▸ **Work to be completed**
Among the lines below, count those with "area". Give only the number.

▸ **Listing**
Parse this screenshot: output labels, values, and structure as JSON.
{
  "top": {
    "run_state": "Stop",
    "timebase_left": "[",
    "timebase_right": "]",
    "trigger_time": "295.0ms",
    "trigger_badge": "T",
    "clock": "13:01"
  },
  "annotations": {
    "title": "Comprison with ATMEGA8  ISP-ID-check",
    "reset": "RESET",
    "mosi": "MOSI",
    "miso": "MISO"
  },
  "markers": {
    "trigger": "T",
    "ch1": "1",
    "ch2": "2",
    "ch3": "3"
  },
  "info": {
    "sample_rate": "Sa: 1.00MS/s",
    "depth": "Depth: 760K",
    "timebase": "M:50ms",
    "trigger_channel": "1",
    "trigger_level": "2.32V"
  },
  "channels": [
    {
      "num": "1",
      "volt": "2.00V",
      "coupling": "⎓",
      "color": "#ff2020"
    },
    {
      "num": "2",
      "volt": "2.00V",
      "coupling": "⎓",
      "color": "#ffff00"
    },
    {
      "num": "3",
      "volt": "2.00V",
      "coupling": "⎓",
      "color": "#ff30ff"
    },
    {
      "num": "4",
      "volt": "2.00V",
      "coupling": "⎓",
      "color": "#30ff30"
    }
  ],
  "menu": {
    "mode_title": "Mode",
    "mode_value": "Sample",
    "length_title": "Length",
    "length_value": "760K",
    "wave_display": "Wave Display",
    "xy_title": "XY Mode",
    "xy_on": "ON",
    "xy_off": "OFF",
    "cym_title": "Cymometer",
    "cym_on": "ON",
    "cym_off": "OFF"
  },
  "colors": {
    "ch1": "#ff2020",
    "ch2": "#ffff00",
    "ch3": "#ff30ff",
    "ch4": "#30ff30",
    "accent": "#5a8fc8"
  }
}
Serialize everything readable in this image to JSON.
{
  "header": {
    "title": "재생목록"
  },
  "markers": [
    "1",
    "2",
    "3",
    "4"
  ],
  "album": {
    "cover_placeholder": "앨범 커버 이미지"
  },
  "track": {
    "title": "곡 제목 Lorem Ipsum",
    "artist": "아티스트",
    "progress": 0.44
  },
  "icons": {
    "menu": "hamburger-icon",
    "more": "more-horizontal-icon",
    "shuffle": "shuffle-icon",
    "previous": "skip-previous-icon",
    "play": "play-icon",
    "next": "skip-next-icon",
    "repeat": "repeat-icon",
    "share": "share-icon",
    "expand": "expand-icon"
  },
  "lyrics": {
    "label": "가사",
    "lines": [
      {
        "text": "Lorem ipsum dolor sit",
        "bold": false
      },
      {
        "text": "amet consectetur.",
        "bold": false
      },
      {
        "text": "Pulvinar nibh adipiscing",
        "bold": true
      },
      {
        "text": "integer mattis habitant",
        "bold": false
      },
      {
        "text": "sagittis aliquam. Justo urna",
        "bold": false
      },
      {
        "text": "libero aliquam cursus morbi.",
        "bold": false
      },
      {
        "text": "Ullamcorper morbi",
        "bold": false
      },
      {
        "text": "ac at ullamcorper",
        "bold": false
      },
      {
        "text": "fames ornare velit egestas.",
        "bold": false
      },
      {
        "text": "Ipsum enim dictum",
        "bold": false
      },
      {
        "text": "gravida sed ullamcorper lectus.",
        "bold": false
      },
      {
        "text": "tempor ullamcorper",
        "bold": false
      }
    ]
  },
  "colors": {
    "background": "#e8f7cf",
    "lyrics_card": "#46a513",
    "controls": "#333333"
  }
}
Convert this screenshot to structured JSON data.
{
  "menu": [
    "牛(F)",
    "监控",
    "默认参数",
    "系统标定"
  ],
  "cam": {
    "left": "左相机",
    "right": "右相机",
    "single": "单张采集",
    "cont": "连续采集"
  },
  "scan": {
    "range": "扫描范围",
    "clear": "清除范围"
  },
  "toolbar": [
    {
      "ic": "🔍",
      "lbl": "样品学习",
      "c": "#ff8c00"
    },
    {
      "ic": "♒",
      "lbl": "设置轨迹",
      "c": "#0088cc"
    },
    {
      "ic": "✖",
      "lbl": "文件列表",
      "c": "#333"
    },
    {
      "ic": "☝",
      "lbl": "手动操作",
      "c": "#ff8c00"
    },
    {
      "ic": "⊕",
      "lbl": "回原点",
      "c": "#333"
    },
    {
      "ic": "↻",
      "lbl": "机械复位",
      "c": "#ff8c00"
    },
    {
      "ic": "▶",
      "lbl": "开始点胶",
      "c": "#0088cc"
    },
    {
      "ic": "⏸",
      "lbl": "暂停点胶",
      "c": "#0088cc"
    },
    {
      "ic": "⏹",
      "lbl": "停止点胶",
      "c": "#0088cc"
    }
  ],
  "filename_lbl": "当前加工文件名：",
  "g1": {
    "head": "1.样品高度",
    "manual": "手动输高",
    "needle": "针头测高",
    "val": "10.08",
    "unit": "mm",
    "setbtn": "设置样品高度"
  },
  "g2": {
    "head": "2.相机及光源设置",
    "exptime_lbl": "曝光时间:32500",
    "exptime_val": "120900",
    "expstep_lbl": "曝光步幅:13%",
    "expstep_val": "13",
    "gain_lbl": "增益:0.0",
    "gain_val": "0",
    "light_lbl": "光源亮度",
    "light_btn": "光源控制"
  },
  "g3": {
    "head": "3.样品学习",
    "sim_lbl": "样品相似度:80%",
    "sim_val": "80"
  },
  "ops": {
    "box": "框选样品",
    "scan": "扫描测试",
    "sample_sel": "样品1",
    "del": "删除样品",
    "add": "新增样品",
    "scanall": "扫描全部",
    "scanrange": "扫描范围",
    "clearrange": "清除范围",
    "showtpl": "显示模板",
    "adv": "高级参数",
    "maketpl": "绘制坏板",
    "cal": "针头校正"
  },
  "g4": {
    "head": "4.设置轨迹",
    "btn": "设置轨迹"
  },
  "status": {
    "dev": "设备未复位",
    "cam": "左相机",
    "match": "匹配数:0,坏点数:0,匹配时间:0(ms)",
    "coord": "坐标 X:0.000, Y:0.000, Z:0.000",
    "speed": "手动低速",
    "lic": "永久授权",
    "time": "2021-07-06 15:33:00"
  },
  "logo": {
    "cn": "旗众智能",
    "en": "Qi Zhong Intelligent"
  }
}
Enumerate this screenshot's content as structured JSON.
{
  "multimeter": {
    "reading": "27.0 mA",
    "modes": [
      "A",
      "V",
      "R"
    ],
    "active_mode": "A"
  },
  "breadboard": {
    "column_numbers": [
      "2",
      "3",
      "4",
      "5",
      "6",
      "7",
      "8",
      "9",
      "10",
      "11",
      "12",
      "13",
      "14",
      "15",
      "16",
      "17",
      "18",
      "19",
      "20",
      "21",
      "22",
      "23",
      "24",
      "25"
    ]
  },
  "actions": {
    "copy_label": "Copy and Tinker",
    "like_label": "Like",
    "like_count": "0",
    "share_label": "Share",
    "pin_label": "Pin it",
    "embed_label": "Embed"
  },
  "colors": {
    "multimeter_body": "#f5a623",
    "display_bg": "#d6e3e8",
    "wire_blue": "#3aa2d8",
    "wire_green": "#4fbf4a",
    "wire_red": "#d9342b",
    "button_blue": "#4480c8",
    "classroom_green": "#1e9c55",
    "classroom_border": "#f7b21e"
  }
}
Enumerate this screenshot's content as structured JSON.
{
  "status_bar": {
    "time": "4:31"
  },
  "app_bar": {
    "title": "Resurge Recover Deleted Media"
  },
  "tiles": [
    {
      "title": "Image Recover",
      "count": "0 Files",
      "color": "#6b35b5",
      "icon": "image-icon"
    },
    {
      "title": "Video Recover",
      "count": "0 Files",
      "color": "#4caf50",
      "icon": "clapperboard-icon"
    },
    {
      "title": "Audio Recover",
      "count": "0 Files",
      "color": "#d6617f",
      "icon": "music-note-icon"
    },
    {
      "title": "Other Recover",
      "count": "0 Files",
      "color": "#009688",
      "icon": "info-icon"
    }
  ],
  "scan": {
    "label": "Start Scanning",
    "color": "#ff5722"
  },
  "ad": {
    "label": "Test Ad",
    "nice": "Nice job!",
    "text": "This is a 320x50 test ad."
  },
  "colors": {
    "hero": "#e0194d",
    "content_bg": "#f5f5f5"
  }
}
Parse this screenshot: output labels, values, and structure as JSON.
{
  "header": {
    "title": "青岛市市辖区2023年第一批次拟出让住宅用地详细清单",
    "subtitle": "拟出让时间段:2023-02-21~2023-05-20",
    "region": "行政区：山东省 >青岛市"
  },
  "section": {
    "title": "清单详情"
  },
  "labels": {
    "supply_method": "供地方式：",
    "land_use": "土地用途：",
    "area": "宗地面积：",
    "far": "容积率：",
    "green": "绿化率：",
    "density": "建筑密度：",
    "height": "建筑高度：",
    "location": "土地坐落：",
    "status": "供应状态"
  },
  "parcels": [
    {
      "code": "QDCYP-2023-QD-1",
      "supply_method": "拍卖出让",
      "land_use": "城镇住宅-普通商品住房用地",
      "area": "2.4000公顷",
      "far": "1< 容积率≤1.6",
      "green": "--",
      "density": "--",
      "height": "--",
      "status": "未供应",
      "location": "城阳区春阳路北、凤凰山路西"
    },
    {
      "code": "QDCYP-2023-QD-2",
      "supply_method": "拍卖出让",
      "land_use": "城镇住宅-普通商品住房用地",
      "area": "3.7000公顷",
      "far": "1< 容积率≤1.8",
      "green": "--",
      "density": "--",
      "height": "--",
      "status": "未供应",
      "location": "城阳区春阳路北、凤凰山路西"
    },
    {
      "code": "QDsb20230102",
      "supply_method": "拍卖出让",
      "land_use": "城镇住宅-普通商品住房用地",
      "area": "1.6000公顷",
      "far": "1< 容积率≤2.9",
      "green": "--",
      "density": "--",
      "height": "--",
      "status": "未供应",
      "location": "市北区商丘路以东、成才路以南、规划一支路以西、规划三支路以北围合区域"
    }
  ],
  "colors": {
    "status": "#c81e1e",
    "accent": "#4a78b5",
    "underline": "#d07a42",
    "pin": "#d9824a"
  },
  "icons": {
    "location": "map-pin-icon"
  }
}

▸ **The reply**
4